# Objective:
In the entries below, find the lines that contain the word "this" and copy them.

__________

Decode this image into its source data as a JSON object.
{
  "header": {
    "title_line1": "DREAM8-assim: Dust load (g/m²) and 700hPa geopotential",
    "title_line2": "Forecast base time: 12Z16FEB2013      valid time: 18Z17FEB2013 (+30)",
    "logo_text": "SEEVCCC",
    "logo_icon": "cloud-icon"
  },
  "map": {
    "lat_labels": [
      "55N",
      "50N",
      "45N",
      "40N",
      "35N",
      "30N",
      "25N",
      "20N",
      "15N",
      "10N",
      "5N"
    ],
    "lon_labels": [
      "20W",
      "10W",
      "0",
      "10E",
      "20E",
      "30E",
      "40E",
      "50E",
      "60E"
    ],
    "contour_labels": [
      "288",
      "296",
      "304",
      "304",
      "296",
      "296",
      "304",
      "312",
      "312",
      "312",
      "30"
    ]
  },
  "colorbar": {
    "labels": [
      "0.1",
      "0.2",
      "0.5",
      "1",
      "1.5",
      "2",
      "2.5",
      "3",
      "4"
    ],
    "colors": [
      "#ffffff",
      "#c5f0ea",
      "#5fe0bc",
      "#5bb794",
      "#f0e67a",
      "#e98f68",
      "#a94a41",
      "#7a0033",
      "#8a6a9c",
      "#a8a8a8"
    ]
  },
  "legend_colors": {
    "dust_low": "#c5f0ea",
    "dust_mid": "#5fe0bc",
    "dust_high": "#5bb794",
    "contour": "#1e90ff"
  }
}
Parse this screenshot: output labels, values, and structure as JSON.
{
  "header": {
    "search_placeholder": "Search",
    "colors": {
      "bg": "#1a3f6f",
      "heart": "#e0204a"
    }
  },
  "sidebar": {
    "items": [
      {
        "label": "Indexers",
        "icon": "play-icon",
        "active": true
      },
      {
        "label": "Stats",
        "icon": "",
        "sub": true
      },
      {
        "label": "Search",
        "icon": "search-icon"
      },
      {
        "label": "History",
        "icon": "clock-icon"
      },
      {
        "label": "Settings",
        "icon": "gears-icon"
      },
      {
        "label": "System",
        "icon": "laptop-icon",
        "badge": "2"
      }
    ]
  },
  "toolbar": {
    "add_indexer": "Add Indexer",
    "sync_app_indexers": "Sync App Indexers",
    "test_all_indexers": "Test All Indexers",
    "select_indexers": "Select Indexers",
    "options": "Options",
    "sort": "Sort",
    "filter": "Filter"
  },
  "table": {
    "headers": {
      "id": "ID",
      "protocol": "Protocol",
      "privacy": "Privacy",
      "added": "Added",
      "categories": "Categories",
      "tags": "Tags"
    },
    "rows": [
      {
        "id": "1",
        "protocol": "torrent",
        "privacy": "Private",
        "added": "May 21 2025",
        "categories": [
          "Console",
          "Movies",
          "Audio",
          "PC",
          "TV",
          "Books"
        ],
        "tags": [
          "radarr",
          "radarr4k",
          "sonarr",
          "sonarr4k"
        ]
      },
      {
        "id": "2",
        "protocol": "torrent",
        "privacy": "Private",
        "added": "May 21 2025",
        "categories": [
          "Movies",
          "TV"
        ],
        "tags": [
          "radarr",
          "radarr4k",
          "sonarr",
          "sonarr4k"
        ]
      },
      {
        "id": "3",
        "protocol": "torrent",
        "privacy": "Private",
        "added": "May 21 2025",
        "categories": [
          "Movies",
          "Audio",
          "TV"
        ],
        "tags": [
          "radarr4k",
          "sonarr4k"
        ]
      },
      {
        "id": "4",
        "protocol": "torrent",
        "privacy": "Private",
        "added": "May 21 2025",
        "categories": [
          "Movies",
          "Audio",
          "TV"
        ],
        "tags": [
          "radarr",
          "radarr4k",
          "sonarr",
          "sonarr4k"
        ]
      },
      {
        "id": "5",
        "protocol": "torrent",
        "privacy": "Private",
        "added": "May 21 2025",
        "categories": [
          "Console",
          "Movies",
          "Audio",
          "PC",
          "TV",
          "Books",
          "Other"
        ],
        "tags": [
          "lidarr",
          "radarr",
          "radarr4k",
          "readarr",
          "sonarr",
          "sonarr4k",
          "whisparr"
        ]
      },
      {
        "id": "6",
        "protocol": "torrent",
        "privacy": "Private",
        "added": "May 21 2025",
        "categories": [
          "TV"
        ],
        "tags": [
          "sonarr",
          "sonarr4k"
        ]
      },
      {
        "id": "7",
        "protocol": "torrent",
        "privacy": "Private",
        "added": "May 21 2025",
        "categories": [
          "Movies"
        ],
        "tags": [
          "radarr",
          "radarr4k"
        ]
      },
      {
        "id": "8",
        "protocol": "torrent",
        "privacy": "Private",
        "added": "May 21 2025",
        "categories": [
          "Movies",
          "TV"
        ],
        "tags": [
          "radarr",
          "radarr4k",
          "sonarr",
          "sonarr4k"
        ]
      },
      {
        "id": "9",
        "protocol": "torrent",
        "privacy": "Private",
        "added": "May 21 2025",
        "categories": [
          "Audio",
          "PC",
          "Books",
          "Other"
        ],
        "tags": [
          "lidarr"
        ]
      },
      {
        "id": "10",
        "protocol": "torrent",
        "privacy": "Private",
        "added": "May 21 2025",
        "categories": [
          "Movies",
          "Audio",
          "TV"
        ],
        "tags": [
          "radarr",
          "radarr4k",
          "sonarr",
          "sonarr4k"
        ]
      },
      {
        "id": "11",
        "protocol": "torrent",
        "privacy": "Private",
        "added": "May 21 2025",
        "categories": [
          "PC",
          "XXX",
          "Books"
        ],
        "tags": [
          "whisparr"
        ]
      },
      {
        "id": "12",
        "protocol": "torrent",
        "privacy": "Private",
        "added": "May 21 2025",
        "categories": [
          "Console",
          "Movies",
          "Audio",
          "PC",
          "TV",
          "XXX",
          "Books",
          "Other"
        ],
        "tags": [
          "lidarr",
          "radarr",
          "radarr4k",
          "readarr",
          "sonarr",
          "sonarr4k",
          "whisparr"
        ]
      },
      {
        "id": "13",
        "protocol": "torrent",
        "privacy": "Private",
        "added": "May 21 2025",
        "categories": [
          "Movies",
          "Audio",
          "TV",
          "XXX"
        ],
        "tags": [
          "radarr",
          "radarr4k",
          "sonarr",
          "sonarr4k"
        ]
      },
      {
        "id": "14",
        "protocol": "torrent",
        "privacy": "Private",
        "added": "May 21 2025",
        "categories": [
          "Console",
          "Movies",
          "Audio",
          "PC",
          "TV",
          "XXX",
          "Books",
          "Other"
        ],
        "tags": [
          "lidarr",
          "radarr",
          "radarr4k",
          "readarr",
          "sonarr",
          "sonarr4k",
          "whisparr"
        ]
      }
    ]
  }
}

__________

# Solved exercise:
Decode this image into its source data as a JSON object.
Parse this screenshot: output labels, values, and structure as JSON.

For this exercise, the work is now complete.